__GIVEN INFORMATION__:

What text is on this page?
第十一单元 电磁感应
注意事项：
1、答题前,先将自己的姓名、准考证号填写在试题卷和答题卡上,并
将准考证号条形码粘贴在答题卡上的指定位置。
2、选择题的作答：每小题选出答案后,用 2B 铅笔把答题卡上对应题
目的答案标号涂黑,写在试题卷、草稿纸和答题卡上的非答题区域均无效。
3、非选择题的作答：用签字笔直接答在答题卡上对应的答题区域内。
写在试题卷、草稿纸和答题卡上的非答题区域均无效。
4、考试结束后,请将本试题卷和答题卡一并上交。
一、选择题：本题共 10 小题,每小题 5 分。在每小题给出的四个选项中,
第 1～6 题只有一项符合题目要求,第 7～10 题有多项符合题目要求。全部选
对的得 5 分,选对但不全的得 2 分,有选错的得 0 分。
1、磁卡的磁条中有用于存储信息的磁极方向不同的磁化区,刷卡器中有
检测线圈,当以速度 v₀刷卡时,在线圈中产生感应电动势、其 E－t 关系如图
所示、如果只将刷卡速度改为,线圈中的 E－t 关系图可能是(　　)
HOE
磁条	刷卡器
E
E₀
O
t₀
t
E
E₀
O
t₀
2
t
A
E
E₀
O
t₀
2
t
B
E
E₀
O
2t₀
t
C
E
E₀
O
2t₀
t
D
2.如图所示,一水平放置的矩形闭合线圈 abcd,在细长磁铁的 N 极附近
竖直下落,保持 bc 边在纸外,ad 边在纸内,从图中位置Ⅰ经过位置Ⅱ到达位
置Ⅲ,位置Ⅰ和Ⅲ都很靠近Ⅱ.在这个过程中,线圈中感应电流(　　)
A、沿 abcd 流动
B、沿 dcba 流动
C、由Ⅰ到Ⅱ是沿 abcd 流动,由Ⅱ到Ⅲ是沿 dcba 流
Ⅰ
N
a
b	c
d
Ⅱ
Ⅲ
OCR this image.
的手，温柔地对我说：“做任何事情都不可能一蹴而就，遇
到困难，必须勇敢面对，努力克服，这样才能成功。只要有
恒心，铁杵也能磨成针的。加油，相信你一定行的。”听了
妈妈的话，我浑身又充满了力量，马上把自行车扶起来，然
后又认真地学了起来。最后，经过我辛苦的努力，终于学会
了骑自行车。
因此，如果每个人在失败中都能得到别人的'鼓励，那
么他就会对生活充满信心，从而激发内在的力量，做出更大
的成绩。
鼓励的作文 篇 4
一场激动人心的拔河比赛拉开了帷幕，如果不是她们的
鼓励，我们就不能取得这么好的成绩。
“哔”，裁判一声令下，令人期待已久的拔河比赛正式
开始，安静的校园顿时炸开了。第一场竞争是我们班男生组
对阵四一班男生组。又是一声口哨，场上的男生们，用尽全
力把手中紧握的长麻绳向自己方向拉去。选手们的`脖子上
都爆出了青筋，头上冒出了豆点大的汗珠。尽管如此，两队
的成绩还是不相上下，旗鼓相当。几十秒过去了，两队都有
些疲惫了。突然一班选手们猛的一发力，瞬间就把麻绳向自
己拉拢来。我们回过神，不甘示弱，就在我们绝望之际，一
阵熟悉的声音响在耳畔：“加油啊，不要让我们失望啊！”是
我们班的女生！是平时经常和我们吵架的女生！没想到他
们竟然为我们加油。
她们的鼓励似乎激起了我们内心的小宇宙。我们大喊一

__WHAT IS NEEDED__: Your answer should consist only of the lines from the one with "OCR this image." through the end of the data above, reproduced exactly.

__OUTPUT BELOW__:
OCR this image.
的手，温柔地对我说：“做任何事情都不可能一蹴而就，遇
到困难，必须勇敢面对，努力克服，这样才能成功。只要有
恒心，铁杵也能磨成针的。加油，相信你一定行的。”听了
妈妈的话，我浑身又充满了力量，马上把自行车扶起来，然
后又认真地学了起来。最后，经过我辛苦的努力，终于学会
了骑自行车。
因此，如果每个人在失败中都能得到别人的'鼓励，那
么他就会对生活充满信心，从而激发内在的力量，做出更大
的成绩。
鼓励的作文 篇 4
一场激动人心的拔河比赛拉开了帷幕，如果不是她们的
鼓励，我们就不能取得这么好的成绩。
“哔”，裁判一声令下，令人期待已久的拔河比赛正式
开始，安静的校园顿时炸开了。第一场竞争是我们班男生组
对阵四一班男生组。又是一声口哨，场上的男生们，用尽全
力把手中紧握的长麻绳向自己方向拉去。选手们的`脖子上
都爆出了青筋，头上冒出了豆点大的汗珠。尽管如此，两队
的成绩还是不相上下，旗鼓相当。几十秒过去了，两队都有
些疲惫了。突然一班选手们猛的一发力，瞬间就把麻绳向自
己拉拢来。我们回过神，不甘示弱，就在我们绝望之际，一
阵熟悉的声音响在耳畔：“加油啊，不要让我们失望啊！”是
我们班的女生！是平时经常和我们吵架的女生！没想到他
们竟然为我们加油。
她们的鼓励似乎激起了我们内心的小宇宙。我们大喊一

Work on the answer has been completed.